> **The exercise**: Output all of the entries below precisely as written.

> **Data supplied**:
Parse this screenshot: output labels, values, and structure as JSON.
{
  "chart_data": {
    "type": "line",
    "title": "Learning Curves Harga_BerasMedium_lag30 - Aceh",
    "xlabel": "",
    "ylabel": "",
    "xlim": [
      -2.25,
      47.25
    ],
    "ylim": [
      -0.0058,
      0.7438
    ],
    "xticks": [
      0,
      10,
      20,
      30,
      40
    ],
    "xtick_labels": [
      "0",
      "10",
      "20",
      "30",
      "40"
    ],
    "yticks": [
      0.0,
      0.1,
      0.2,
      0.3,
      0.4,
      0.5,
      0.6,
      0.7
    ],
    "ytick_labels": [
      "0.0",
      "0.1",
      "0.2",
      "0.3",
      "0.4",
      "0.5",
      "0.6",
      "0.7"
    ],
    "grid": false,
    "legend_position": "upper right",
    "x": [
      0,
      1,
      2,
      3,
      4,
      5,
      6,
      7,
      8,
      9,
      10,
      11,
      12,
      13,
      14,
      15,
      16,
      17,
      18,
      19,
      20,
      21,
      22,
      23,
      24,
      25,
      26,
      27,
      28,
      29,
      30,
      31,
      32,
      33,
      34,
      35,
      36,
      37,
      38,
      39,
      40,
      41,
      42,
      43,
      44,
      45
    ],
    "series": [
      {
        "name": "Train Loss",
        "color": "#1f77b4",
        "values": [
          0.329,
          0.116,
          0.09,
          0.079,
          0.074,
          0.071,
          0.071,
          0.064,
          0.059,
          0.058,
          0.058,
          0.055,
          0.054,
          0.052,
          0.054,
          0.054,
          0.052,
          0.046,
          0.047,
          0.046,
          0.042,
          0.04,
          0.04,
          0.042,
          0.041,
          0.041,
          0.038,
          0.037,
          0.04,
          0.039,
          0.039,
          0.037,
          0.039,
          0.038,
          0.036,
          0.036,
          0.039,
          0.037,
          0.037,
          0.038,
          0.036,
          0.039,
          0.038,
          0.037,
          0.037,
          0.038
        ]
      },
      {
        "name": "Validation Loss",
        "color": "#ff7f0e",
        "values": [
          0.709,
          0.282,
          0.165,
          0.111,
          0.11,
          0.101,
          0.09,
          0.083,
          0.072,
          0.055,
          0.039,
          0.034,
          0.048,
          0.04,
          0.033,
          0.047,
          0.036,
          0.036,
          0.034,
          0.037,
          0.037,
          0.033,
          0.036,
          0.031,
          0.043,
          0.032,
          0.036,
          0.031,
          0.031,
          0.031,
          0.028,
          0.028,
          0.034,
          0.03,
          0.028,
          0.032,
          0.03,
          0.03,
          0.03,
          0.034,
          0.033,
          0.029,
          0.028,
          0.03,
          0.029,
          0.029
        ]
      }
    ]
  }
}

> **Exercise answer**:
Parse this screenshot: output labels, values, and structure as JSON.
{
  "chart_data": {
    "type": "line",
    "title": "Learning Curves Harga_BerasMedium_lag30 - Aceh",
    "xlabel": "",
    "ylabel": "",
    "xlim": [
      -2.25,
      47.25
    ],
    "ylim": [
      -0.0058,
      0.7438
    ],
    "xticks": [
      0,
      10,
      20,
      30,
      40
    ],
    "xtick_labels": [
      "0",
      "10",
      "20",
      "30",
      "40"
    ],
    "yticks": [
      0.0,
      0.1,
      0.2,
      0.3,
      0.4,
      0.5,
      0.6,
      0.7
    ],
    "ytick_labels": [
      "0.0",
      "0.1",
      "0.2",
      "0.3",
      "0.4",
      "0.5",
      "0.6",
      "0.7"
    ],
    "grid": false,
    "legend_position": "upper right",
    "x": [
      0,
      1,
      2,
      3,
      4,
      5,
      6,
      7,
      8,
      9,
      10,
      11,
      12,
      13,
      14,
      15,
      16,
      17,
      18,
      19,
      20,
      21,
      22,
      23,
      24,
      25,
      26,
      27,
      28,
      29,
      30,
      31,
      32,
      33,
      34,
      35,
      36,
      37,
      38,
      39,
      40,
      41,
      42,
      43,
      44,
      45
    ],
    "series": [
      {
        "name": "Train Loss",
        "color": "#1f77b4",
        "values": [
          0.329,
          0.116,
          0.09,
          0.079,
          0.074,
          0.071,
          0.071,
          0.064,
          0.059,
          0.058,
          0.058,
          0.055,
          0.054,
          0.052,
          0.054,
          0.054,
          0.052,
          0.046,
          0.047,
          0.046,
          0.042,
          0.04,
          0.04,
          0.042,
          0.041,
          0.041,
          0.038,
          0.037,
          0.04,
          0.039,
          0.039,
          0.037,
          0.039,
          0.038,
          0.036,
          0.036,
          0.039,
          0.037,
          0.037,
          0.038,
          0.036,
          0.039,
          0.038,
          0.037,
          0.037,
          0.038
        ]
      },
      {
        "name": "Validation Loss",
        "color": "#ff7f0e",
        "values": [
          0.709,
          0.282,
          0.165,
          0.111,
          0.11,
          0.101,
          0.09,
          0.083,
          0.072,
          0.055,
          0.039,
          0.034,
          0.048,
          0.04,
          0.033,
          0.047,
          0.036,
          0.036,
          0.034,
          0.037,
          0.037,
          0.033,
          0.036,
          0.031,
          0.043,
          0.032,
          0.036,
          0.031,
          0.031,
          0.031,
          0.028,
          0.028,
          0.034,
          0.03,
          0.028,
          0.032,
          0.03,
          0.03,
          0.03,
          0.034,
          0.033,
          0.029,
          0.028,
          0.03,
          0.029,
          0.029
        ]
      }
    ]
  }
}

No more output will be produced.